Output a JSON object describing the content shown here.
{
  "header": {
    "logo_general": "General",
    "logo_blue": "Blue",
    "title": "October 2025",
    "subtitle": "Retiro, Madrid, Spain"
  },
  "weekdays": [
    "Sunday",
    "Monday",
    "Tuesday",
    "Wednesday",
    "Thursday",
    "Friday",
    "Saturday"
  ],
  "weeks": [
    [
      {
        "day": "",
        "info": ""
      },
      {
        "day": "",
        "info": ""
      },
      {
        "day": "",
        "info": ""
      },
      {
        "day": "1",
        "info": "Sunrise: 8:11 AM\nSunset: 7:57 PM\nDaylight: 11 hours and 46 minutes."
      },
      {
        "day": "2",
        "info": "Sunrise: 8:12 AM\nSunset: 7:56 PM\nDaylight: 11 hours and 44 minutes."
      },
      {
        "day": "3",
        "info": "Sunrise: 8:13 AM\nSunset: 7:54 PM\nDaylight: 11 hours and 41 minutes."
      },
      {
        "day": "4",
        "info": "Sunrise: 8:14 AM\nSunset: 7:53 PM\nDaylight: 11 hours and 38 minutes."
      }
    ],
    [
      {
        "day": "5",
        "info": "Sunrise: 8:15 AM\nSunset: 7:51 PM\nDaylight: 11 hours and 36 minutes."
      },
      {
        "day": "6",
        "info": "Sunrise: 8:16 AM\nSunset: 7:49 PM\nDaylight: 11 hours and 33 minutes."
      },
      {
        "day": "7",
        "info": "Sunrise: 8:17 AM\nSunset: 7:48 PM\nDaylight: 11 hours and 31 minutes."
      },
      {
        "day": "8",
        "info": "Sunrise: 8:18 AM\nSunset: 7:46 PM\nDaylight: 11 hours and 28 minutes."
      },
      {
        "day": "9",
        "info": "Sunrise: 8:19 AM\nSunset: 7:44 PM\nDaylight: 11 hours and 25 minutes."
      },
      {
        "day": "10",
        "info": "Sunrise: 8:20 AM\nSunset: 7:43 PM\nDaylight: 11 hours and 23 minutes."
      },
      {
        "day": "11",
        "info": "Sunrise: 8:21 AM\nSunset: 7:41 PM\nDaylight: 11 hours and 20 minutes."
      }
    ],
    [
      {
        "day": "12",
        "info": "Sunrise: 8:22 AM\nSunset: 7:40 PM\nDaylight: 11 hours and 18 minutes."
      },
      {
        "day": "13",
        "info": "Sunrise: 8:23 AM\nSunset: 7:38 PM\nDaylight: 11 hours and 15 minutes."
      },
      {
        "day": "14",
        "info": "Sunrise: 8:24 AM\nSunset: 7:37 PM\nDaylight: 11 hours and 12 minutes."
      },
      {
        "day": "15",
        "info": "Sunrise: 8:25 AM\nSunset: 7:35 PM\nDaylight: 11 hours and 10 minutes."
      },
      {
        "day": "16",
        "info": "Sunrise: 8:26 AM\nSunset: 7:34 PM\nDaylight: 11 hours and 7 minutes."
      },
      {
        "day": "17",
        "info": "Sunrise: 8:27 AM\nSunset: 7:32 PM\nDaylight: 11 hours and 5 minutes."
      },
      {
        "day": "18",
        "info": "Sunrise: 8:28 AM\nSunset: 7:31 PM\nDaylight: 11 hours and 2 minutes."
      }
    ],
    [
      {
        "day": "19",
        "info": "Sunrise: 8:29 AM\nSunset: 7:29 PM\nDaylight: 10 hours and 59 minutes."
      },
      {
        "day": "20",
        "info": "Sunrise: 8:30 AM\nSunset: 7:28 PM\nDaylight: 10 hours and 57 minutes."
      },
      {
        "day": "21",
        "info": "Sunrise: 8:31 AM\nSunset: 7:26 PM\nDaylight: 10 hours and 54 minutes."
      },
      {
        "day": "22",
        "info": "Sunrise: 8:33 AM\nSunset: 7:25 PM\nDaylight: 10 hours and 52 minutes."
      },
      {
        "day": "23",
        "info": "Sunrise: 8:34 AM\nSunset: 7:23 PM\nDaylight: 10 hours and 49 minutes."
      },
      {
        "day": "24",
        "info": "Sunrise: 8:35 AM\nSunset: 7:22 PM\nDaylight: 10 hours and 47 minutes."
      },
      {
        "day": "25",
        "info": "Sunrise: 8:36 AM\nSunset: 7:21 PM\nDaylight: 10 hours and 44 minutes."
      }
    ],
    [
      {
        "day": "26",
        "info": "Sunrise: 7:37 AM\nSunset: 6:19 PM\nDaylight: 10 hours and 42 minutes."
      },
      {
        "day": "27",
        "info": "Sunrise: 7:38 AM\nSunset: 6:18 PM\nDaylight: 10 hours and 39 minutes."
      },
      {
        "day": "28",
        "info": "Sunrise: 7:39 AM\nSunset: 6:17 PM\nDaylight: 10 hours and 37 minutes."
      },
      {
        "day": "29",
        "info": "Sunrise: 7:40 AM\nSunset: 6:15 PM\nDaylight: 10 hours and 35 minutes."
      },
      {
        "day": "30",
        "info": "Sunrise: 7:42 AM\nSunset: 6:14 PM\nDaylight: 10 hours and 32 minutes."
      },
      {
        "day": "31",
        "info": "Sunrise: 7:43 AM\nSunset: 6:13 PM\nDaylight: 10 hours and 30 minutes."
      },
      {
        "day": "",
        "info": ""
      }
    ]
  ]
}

● THE PROBLEM:
Write out the entries in full, exactly as given.

● OUTPUT OF THE EXERCISE:
Output a JSON object describing the content shown here.
{
  "header": {
    "logo_general": "General",
    "logo_blue": "Blue",
    "title": "October 2025",
    "subtitle": "Retiro, Madrid, Spain"
  },
  "weekdays": [
    "Sunday",
    "Monday",
    "Tuesday",
    "Wednesday",
    "Thursday",
    "Friday",
    "Saturday"
  ],
  "weeks": [
    [
      {
        "day": "",
        "info": ""
      },
      {
        "day": "",
        "info": ""
      },
      {
        "day": "",
        "info": ""
      },
      {
        "day": "1",
        "info": "Sunrise: 8:11 AM\nSunset: 7:57 PM\nDaylight: 11 hours and 46 minutes."
      },
      {
        "day": "2",
        "info": "Sunrise: 8:12 AM\nSunset: 7:56 PM\nDaylight: 11 hours and 44 minutes."
      },
      {
        "day": "3",
        "info": "Sunrise: 8:13 AM\nSunset: 7:54 PM\nDaylight: 11 hours and 41 minutes."
      },
      {
        "day": "4",
        "info": "Sunrise: 8:14 AM\nSunset: 7:53 PM\nDaylight: 11 hours and 38 minutes."
      }
    ],
    [
      {
        "day": "5",
        "info": "Sunrise: 8:15 AM\nSunset: 7:51 PM\nDaylight: 11 hours and 36 minutes."
      },
      {
        "day": "6",
        "info": "Sunrise: 8:16 AM\nSunset: 7:49 PM\nDaylight: 11 hours and 33 minutes."
      },
      {
        "day": "7",
        "info": "Sunrise: 8:17 AM\nSunset: 7:48 PM\nDaylight: 11 hours and 31 minutes."
      },
      {
        "day": "8",
        "info": "Sunrise: 8:18 AM\nSunset: 7:46 PM\nDaylight: 11 hours and 28 minutes."
      },
      {
        "day": "9",
        "info": "Sunrise: 8:19 AM\nSunset: 7:44 PM\nDaylight: 11 hours and 25 minutes."
      },
      {
        "day": "10",
        "info": "Sunrise: 8:20 AM\nSunset: 7:43 PM\nDaylight: 11 hours and 23 minutes."
      },
      {
        "day": "11",
        "info": "Sunrise: 8:21 AM\nSunset: 7:41 PM\nDaylight: 11 hours and 20 minutes."
      }
    ],
    [
      {
        "day": "12",
        "info": "Sunrise: 8:22 AM\nSunset: 7:40 PM\nDaylight: 11 hours and 18 minutes."
      },
      {
        "day": "13",
        "info": "Sunrise: 8:23 AM\nSunset: 7:38 PM\nDaylight: 11 hours and 15 minutes."
      },
      {
        "day": "14",
        "info": "Sunrise: 8:24 AM\nSunset: 7:37 PM\nDaylight: 11 hours and 12 minutes."
      },
      {
        "day": "15",
        "info": "Sunrise: 8:25 AM\nSunset: 7:35 PM\nDaylight: 11 hours and 10 minutes."
      },
      {
        "day": "16",
        "info": "Sunrise: 8:26 AM\nSunset: 7:34 PM\nDaylight: 11 hours and 7 minutes."
      },
      {
        "day": "17",
        "info": "Sunrise: 8:27 AM\nSunset: 7:32 PM\nDaylight: 11 hours and 5 minutes."
      },
      {
        "day": "18",
        "info": "Sunrise: 8:28 AM\nSunset: 7:31 PM\nDaylight: 11 hours and 2 minutes."
      }
    ],
    [
      {
        "day": "19",
        "info": "Sunrise: 8:29 AM\nSunset: 7:29 PM\nDaylight: 10 hours and 59 minutes."
      },
      {
        "day": "20",
        "info": "Sunrise: 8:30 AM\nSunset: 7:28 PM\nDaylight: 10 hours and 57 minutes."
      },
      {
        "day": "21",
        "info": "Sunrise: 8:31 AM\nSunset: 7:26 PM\nDaylight: 10 hours and 54 minutes."
      },
      {
        "day": "22",
        "info": "Sunrise: 8:33 AM\nSunset: 7:25 PM\nDaylight: 10 hours and 52 minutes."
      },
      {
        "day": "23",
        "info": "Sunrise: 8:34 AM\nSunset: 7:23 PM\nDaylight: 10 hours and 49 minutes."
      },
      {
        "day": "24",
        "info": "Sunrise: 8:35 AM\nSunset: 7:22 PM\nDaylight: 10 hours and 47 minutes."
      },
      {
        "day": "25",
        "info": "Sunrise: 8:36 AM\nSunset: 7:21 PM\nDaylight: 10 hours and 44 minutes."
      }
    ],
    [
      {
        "day": "26",
        "info": "Sunrise: 7:37 AM\nSunset: 6:19 PM\nDaylight: 10 hours and 42 minutes."
      },
      {
        "day": "27",
        "info": "Sunrise: 7:38 AM\nSunset: 6:18 PM\nDaylight: 10 hours and 39 minutes."
      },
      {
        "day": "28",
        "info": "Sunrise: 7:39 AM\nSunset: 6:17 PM\nDaylight: 10 hours and 37 minutes."
      },
      {
        "day": "29",
        "info": "Sunrise: 7:40 AM\nSunset: 6:15 PM\nDaylight: 10 hours and 35 minutes."
      },
      {
        "day": "30",
        "info": "Sunrise: 7:42 AM\nSunset: 6:14 PM\nDaylight: 10 hours and 32 minutes."
      },
      {
        "day": "31",
        "info": "Sunrise: 7:43 AM\nSunset: 6:13 PM\nDaylight: 10 hours and 30 minutes."
      },
      {
        "day": "",
        "info": ""
      }
    ]
  ]
}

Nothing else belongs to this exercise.